Where a line in the listing contains the string "efforts", copy that line out.

____ DATA ROWS

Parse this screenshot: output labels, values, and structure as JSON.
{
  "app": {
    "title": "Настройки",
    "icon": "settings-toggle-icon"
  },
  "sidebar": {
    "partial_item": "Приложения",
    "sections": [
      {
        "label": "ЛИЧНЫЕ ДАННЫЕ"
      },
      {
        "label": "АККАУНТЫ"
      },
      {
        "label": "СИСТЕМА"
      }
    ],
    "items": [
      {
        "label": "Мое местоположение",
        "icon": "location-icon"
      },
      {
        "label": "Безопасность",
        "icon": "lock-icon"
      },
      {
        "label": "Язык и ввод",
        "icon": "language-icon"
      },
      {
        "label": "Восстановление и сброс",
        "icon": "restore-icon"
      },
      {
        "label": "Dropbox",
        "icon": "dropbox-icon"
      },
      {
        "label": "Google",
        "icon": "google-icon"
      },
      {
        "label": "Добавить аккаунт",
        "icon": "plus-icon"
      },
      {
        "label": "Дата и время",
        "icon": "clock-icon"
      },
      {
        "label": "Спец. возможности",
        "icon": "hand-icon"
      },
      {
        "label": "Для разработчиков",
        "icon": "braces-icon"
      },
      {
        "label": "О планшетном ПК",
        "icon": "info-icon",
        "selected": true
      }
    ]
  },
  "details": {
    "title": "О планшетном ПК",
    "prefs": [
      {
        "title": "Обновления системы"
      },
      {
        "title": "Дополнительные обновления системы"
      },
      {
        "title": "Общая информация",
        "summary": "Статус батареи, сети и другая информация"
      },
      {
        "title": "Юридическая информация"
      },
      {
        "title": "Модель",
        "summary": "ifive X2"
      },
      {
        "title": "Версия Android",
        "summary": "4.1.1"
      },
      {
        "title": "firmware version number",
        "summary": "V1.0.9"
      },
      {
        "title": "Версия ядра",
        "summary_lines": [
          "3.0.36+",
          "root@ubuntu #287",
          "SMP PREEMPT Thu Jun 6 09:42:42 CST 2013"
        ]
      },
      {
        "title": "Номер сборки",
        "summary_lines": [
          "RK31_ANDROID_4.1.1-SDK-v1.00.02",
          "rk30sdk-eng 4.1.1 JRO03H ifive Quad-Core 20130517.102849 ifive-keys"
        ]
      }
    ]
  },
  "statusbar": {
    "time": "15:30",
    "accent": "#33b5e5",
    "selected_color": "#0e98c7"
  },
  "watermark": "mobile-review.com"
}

________
____ DATA ROWS

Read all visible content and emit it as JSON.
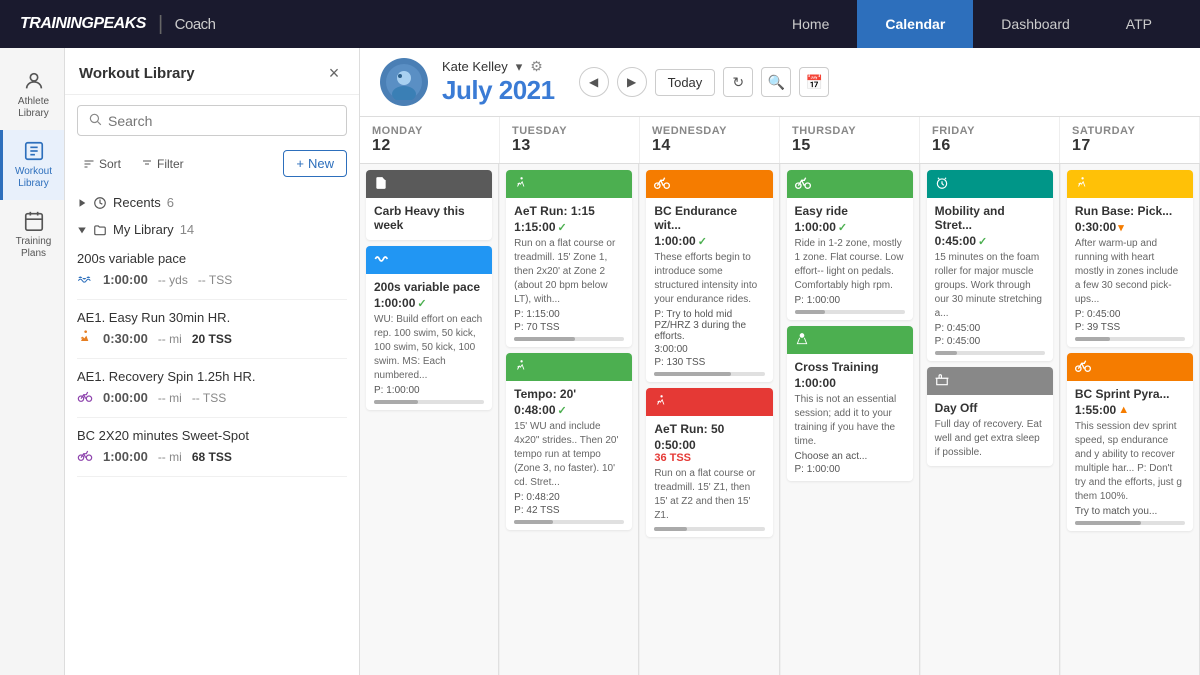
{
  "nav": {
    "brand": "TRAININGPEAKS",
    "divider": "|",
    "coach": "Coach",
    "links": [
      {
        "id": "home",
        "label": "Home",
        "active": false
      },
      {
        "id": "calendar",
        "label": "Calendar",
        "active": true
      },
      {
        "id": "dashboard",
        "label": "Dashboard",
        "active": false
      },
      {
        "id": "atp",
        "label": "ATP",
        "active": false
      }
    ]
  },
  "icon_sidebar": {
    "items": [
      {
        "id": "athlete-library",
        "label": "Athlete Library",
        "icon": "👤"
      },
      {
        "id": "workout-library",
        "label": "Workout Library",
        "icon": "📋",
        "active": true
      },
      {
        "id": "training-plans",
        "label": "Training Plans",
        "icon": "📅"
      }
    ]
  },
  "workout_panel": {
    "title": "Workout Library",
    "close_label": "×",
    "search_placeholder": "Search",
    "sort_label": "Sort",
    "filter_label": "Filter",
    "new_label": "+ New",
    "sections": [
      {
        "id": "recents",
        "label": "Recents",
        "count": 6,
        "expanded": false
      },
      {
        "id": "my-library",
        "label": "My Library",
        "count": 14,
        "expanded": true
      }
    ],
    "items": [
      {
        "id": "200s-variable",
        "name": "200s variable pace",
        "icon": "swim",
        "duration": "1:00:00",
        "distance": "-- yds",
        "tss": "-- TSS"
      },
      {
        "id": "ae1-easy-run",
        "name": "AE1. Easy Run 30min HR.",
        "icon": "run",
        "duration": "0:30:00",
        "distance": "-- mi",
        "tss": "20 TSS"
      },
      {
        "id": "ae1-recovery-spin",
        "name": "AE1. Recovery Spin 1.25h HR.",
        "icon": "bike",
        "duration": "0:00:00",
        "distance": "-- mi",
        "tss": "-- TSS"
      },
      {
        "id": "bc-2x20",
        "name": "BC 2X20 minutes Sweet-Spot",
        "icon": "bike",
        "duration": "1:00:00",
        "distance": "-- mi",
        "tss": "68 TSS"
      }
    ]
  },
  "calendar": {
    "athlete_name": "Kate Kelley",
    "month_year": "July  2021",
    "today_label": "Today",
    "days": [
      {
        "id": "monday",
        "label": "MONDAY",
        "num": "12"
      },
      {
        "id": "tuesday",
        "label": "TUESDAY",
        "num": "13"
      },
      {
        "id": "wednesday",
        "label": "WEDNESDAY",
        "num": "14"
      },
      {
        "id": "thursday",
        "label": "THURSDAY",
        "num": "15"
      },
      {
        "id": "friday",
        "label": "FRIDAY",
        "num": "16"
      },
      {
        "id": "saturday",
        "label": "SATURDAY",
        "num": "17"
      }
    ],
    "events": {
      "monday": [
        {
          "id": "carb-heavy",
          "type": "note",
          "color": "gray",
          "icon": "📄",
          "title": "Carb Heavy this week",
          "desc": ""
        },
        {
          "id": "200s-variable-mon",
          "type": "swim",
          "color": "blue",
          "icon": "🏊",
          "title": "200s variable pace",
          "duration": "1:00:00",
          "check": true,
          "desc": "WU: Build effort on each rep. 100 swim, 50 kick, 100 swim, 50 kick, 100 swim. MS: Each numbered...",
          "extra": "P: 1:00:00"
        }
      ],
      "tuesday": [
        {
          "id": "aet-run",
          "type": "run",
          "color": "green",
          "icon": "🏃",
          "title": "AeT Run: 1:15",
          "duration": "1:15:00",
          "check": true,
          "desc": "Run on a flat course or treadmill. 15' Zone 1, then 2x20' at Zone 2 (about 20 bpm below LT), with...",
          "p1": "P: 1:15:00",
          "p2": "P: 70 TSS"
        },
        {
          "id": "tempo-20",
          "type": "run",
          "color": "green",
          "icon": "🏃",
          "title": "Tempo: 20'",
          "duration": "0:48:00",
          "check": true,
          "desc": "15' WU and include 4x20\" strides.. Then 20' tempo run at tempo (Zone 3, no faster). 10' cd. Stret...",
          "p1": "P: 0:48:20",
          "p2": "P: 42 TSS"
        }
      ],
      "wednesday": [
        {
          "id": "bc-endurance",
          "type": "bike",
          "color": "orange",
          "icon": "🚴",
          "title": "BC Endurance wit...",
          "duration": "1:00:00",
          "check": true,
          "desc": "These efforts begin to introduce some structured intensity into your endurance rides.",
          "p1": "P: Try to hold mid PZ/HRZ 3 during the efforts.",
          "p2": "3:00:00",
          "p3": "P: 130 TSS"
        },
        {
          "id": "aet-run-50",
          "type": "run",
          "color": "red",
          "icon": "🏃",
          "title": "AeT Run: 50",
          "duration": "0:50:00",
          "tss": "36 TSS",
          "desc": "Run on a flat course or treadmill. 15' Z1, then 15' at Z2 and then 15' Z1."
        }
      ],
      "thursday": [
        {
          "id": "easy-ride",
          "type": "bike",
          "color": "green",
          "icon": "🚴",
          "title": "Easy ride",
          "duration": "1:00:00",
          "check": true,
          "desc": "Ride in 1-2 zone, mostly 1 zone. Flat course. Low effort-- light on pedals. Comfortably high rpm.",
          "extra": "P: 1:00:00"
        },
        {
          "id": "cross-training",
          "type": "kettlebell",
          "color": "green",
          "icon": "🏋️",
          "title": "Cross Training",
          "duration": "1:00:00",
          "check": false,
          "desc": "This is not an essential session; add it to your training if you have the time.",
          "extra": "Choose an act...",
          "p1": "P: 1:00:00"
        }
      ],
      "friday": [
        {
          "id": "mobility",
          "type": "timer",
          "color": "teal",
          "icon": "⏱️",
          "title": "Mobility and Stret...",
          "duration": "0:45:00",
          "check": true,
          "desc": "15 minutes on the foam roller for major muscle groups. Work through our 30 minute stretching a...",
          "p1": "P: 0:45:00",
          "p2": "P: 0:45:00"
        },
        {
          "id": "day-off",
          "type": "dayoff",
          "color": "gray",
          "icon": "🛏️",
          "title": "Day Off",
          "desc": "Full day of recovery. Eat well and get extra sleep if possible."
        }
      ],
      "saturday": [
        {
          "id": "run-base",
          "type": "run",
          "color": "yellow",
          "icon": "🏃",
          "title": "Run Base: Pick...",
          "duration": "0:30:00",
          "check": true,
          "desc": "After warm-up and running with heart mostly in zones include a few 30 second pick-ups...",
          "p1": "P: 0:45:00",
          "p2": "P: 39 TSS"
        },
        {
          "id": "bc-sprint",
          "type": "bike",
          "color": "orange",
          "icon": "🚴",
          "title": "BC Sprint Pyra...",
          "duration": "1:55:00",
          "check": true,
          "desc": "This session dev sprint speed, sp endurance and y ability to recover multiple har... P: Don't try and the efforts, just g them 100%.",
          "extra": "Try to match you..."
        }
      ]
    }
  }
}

________
____ DATA ROWS

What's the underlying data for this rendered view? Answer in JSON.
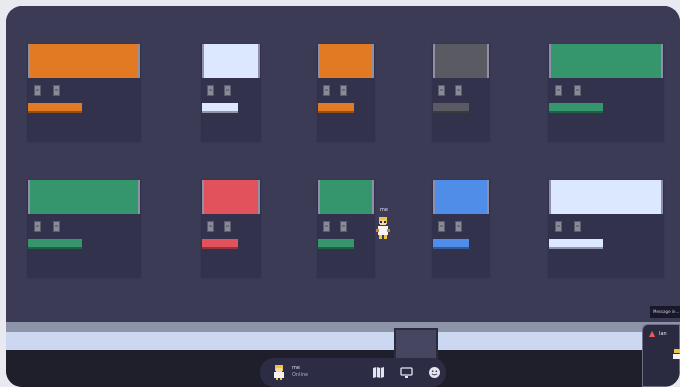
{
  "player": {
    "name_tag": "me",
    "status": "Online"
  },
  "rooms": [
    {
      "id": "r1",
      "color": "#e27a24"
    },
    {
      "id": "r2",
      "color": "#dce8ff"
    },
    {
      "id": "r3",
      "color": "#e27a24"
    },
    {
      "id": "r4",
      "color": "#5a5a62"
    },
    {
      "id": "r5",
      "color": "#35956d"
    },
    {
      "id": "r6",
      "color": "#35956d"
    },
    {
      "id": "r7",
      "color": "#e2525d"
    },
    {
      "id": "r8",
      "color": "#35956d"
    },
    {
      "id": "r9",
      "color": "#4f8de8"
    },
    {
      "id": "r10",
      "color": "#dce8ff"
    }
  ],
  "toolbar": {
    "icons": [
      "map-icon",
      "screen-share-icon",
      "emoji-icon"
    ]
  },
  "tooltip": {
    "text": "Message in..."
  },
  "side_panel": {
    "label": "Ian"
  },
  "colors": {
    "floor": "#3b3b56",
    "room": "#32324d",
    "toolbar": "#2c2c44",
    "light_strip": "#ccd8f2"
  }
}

________

**RESPONSE TO THIS EXERCISE:**
          "desc": "These efforts begin to introduce some structured intensity into your endurance rides.",
          "p1": "P: Try to hold mid PZ/HRZ 3 during the efforts.",
          "desc": "This session dev sprint speed, sp endurance and y ability to recover multiple har... P: Don't try and the efforts, just g them 100%.",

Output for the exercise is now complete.